Records shown.
════════

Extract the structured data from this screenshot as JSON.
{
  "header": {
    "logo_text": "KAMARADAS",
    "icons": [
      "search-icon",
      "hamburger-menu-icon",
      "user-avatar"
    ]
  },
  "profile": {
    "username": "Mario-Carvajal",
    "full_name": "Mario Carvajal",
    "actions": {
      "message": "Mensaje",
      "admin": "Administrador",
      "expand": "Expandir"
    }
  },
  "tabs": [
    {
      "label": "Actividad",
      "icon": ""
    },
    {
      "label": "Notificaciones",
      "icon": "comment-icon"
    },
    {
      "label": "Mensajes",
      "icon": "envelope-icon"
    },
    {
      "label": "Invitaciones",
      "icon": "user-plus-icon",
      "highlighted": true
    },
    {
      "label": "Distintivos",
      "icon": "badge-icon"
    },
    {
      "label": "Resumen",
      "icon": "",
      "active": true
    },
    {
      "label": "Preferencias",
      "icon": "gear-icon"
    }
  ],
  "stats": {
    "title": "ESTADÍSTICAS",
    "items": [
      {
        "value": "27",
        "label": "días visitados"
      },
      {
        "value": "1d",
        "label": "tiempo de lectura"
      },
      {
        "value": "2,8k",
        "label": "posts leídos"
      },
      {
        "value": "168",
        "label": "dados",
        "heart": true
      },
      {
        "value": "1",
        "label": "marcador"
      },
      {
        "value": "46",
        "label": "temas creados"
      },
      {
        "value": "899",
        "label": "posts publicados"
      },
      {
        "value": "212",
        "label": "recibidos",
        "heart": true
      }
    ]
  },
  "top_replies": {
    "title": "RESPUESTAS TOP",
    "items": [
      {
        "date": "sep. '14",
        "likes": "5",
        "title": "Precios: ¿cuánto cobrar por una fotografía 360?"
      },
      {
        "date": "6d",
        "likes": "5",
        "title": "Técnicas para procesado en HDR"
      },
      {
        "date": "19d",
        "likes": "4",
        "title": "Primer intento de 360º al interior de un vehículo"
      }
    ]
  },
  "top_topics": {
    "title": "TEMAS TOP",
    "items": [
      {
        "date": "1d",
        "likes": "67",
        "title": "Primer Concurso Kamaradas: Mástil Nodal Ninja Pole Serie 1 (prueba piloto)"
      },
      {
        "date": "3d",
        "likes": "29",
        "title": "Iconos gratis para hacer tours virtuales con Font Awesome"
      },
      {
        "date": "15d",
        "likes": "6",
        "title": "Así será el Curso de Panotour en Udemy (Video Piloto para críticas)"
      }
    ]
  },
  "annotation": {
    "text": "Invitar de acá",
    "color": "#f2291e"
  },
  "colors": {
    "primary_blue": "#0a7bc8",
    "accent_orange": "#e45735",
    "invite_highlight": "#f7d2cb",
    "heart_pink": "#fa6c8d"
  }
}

════════

Work required.
All of the entries above should be written out again exactly.

Output of the exercise.
Extract the structured data from this screenshot as JSON.
{
  "header": {
    "logo_text": "KAMARADAS",
    "icons": [
      "search-icon",
      "hamburger-menu-icon",
      "user-avatar"
    ]
  },
  "profile": {
    "username": "Mario-Carvajal",
    "full_name": "Mario Carvajal",
    "actions": {
      "message": "Mensaje",
      "admin": "Administrador",
      "expand": "Expandir"
    }
  },
  "tabs": [
    {
      "label": "Actividad",
      "icon": ""
    },
    {
      "label": "Notificaciones",
      "icon": "comment-icon"
    },
    {
      "label": "Mensajes",
      "icon": "envelope-icon"
    },
    {
      "label": "Invitaciones",
      "icon": "user-plus-icon",
      "highlighted": true
    },
    {
      "label": "Distintivos",
      "icon": "badge-icon"
    },
    {
      "label": "Resumen",
      "icon": "",
      "active": true
    },
    {
      "label": "Preferencias",
      "icon": "gear-icon"
    }
  ],
  "stats": {
    "title": "ESTADÍSTICAS",
    "items": [
      {
        "value": "27",
        "label": "días visitados"
      },
      {
        "value": "1d",
        "label": "tiempo de lectura"
      },
      {
        "value": "2,8k",
        "label": "posts leídos"
      },
      {
        "value": "168",
        "label": "dados",
        "heart": true
      },
      {
        "value": "1",
        "label": "marcador"
      },
      {
        "value": "46",
        "label": "temas creados"
      },
      {
        "value": "899",
        "label": "posts publicados"
      },
      {
        "value": "212",
        "label": "recibidos",
        "heart": true
      }
    ]
  },
  "top_replies": {
    "title": "RESPUESTAS TOP",
    "items": [
      {
        "date": "sep. '14",
        "likes": "5",
        "title": "Precios: ¿cuánto cobrar por una fotografía 360?"
      },
      {
        "date": "6d",
        "likes": "5",
        "title": "Técnicas para procesado en HDR"
      },
      {
        "date": "19d",
        "likes": "4",
        "title": "Primer intento de 360º al interior de un vehículo"
      }
    ]
  },
  "top_topics": {
    "title": "TEMAS TOP",
    "items": [
      {
        "date": "1d",
        "likes": "67",
        "title": "Primer Concurso Kamaradas: Mástil Nodal Ninja Pole Serie 1 (prueba piloto)"
      },
      {
        "date": "3d",
        "likes": "29",
        "title": "Iconos gratis para hacer tours virtuales con Font Awesome"
      },
      {
        "date": "15d",
        "likes": "6",
        "title": "Así será el Curso de Panotour en Udemy (Video Piloto para críticas)"
      }
    ]
  },
  "annotation": {
    "text": "Invitar de acá",
    "color": "#f2291e"
  },
  "colors": {
    "primary_blue": "#0a7bc8",
    "accent_orange": "#e45735",
    "invite_highlight": "#f7d2cb",
    "heart_pink": "#fa6c8d"
  }
}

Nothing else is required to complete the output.